Dataset items:
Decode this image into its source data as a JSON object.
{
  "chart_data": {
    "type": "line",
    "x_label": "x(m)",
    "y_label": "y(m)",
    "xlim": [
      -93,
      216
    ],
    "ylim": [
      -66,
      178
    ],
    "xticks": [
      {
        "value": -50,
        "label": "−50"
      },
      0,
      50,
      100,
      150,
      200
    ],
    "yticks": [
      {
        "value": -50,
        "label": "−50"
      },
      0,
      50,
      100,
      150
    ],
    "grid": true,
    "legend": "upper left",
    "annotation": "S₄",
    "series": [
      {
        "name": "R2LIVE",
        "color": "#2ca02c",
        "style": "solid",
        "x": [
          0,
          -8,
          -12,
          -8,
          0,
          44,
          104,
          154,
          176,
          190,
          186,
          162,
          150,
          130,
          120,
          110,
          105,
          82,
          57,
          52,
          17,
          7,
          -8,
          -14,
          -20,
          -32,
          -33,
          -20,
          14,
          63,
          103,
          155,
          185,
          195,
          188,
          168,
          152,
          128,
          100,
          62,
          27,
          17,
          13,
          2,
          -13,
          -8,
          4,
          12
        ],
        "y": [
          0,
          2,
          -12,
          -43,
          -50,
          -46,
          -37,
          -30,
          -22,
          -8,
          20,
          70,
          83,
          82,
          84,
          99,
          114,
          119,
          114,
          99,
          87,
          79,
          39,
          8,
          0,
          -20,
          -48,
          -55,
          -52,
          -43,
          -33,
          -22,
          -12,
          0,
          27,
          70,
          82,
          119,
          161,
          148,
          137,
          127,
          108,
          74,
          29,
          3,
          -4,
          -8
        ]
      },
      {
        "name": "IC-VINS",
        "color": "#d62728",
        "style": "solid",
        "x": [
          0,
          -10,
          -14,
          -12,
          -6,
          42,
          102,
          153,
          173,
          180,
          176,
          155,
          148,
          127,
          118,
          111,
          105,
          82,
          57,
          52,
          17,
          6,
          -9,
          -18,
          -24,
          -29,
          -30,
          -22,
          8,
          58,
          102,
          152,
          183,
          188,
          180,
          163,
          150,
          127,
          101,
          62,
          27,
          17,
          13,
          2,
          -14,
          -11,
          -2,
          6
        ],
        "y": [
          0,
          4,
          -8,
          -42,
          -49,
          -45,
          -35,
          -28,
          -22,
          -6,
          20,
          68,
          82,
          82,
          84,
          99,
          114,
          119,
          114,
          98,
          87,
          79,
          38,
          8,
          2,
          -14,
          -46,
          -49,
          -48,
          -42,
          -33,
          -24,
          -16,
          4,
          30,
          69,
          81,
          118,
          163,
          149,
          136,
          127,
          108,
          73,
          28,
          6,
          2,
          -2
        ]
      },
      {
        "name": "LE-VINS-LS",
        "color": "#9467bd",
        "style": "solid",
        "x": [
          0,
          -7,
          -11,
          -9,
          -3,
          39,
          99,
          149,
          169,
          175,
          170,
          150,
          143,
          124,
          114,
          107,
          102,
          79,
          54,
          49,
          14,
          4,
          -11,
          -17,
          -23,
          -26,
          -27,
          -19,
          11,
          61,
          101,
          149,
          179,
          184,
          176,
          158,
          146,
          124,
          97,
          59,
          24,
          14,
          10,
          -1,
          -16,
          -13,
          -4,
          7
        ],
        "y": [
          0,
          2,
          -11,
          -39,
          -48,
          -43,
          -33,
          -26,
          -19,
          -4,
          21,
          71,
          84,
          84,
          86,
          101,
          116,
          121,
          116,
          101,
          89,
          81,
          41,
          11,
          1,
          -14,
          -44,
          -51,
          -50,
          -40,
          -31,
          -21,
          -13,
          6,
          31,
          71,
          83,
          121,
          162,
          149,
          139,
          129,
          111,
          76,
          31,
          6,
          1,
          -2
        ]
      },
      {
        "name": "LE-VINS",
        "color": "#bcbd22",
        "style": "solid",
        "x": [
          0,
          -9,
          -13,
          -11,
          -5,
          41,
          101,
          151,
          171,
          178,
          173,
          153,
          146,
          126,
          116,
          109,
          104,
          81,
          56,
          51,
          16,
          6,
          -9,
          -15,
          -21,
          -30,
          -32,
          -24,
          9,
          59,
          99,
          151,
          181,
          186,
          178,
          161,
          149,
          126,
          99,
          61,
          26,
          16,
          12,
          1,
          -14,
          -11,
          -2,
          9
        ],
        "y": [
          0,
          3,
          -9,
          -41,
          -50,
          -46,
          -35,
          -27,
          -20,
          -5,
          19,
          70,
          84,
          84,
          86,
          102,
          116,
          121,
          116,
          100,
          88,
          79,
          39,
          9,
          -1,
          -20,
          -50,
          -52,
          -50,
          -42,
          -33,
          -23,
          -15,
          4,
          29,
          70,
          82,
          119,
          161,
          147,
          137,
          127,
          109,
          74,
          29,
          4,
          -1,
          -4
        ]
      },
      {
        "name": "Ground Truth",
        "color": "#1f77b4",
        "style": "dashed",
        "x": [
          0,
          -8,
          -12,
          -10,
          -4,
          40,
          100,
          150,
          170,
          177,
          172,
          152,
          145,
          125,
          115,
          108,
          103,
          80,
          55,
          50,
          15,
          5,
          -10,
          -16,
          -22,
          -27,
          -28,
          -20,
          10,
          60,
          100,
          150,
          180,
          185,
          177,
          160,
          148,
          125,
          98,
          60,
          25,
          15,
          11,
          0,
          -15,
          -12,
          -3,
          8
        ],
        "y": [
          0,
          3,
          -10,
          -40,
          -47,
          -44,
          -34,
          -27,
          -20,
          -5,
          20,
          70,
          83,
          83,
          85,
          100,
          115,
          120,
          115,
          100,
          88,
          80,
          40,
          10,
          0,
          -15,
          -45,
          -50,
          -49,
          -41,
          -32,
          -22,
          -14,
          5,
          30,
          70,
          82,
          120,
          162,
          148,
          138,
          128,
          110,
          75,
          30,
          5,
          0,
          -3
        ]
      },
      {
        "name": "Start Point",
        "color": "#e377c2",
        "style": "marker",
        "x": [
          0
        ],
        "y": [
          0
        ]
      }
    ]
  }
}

- **Instructions for the task**:
Please return the data above exactly as given.

- **Task solution**:
Decode this image into its source data as a JSON object.
{
  "chart_data": {
    "type": "line",
    "x_label": "x(m)",
    "y_label": "y(m)",
    "xlim": [
      -93,
      216
    ],
    "ylim": [
      -66,
      178
    ],
    "xticks": [
      {
        "value": -50,
        "label": "−50"
      },
      0,
      50,
      100,
      150,
      200
    ],
    "yticks": [
      {
        "value": -50,
        "label": "−50"
      },
      0,
      50,
      100,
      150
    ],
    "grid": true,
    "legend": "upper left",
    "annotation": "S₄",
    "series": [
      {
        "name": "R2LIVE",
        "color": "#2ca02c",
        "style": "solid",
        "x": [
          0,
          -8,
          -12,
          -8,
          0,
          44,
          104,
          154,
          176,
          190,
          186,
          162,
          150,
          130,
          120,
          110,
          105,
          82,
          57,
          52,
          17,
          7,
          -8,
          -14,
          -20,
          -32,
          -33,
          -20,
          14,
          63,
          103,
          155,
          185,
          195,
          188,
          168,
          152,
          128,
          100,
          62,
          27,
          17,
          13,
          2,
          -13,
          -8,
          4,
          12
        ],
        "y": [
          0,
          2,
          -12,
          -43,
          -50,
          -46,
          -37,
          -30,
          -22,
          -8,
          20,
          70,
          83,
          82,
          84,
          99,
          114,
          119,
          114,
          99,
          87,
          79,
          39,
          8,
          0,
          -20,
          -48,
          -55,
          -52,
          -43,
          -33,
          -22,
          -12,
          0,
          27,
          70,
          82,
          119,
          161,
          148,
          137,
          127,
          108,
          74,
          29,
          3,
          -4,
          -8
        ]
      },
      {
        "name": "IC-VINS",
        "color": "#d62728",
        "style": "solid",
        "x": [
          0,
          -10,
          -14,
          -12,
          -6,
          42,
          102,
          153,
          173,
          180,
          176,
          155,
          148,
          127,
          118,
          111,
          105,
          82,
          57,
          52,
          17,
          6,
          -9,
          -18,
          -24,
          -29,
          -30,
          -22,
          8,
          58,
          102,
          152,
          183,
          188,
          180,
          163,
          150,
          127,
          101,
          62,
          27,
          17,
          13,
          2,
          -14,
          -11,
          -2,
          6
        ],
        "y": [
          0,
          4,
          -8,
          -42,
          -49,
          -45,
          -35,
          -28,
          -22,
          -6,
          20,
          68,
          82,
          82,
          84,
          99,
          114,
          119,
          114,
          98,
          87,
          79,
          38,
          8,
          2,
          -14,
          -46,
          -49,
          -48,
          -42,
          -33,
          -24,
          -16,
          4,
          30,
          69,
          81,
          118,
          163,
          149,
          136,
          127,
          108,
          73,
          28,
          6,
          2,
          -2
        ]
      },
      {
        "name": "LE-VINS-LS",
        "color": "#9467bd",
        "style": "solid",
        "x": [
          0,
          -7,
          -11,
          -9,
          -3,
          39,
          99,
          149,
          169,
          175,
          170,
          150,
          143,
          124,
          114,
          107,
          102,
          79,
          54,
          49,
          14,
          4,
          -11,
          -17,
          -23,
          -26,
          -27,
          -19,
          11,
          61,
          101,
          149,
          179,
          184,
          176,
          158,
          146,
          124,
          97,
          59,
          24,
          14,
          10,
          -1,
          -16,
          -13,
          -4,
          7
        ],
        "y": [
          0,
          2,
          -11,
          -39,
          -48,
          -43,
          -33,
          -26,
          -19,
          -4,
          21,
          71,
          84,
          84,
          86,
          101,
          116,
          121,
          116,
          101,
          89,
          81,
          41,
          11,
          1,
          -14,
          -44,
          -51,
          -50,
          -40,
          -31,
          -21,
          -13,
          6,
          31,
          71,
          83,
          121,
          162,
          149,
          139,
          129,
          111,
          76,
          31,
          6,
          1,
          -2
        ]
      },
      {
        "name": "LE-VINS",
        "color": "#bcbd22",
        "style": "solid",
        "x": [
          0,
          -9,
          -13,
          -11,
          -5,
          41,
          101,
          151,
          171,
          178,
          173,
          153,
          146,
          126,
          116,
          109,
          104,
          81,
          56,
          51,
          16,
          6,
          -9,
          -15,
          -21,
          -30,
          -32,
          -24,
          9,
          59,
          99,
          151,
          181,
          186,
          178,
          161,
          149,
          126,
          99,
          61,
          26,
          16,
          12,
          1,
          -14,
          -11,
          -2,
          9
        ],
        "y": [
          0,
          3,
          -9,
          -41,
          -50,
          -46,
          -35,
          -27,
          -20,
          -5,
          19,
          70,
          84,
          84,
          86,
          102,
          116,
          121,
          116,
          100,
          88,
          79,
          39,
          9,
          -1,
          -20,
          -50,
          -52,
          -50,
          -42,
          -33,
          -23,
          -15,
          4,
          29,
          70,
          82,
          119,
          161,
          147,
          137,
          127,
          109,
          74,
          29,
          4,
          -1,
          -4
        ]
      },
      {
        "name": "Ground Truth",
        "color": "#1f77b4",
        "style": "dashed",
        "x": [
          0,
          -8,
          -12,
          -10,
          -4,
          40,
          100,
          150,
          170,
          177,
          172,
          152,
          145,
          125,
          115,
          108,
          103,
          80,
          55,
          50,
          15,
          5,
          -10,
          -16,
          -22,
          -27,
          -28,
          -20,
          10,
          60,
          100,
          150,
          180,
          185,
          177,
          160,
          148,
          125,
          98,
          60,
          25,
          15,
          11,
          0,
          -15,
          -12,
          -3,
          8
        ],
        "y": [
          0,
          3,
          -10,
          -40,
          -47,
          -44,
          -34,
          -27,
          -20,
          -5,
          20,
          70,
          83,
          83,
          85,
          100,
          115,
          120,
          115,
          100,
          88,
          80,
          40,
          10,
          0,
          -15,
          -45,
          -50,
          -49,
          -41,
          -32,
          -22,
          -14,
          5,
          30,
          70,
          82,
          120,
          162,
          148,
          138,
          128,
          110,
          75,
          30,
          5,
          0,
          -3
        ]
      },
      {
        "name": "Start Point",
        "color": "#e377c2",
        "style": "marker",
        "x": [
          0
        ],
        "y": [
          0
        ]
      }
    ]
  }
}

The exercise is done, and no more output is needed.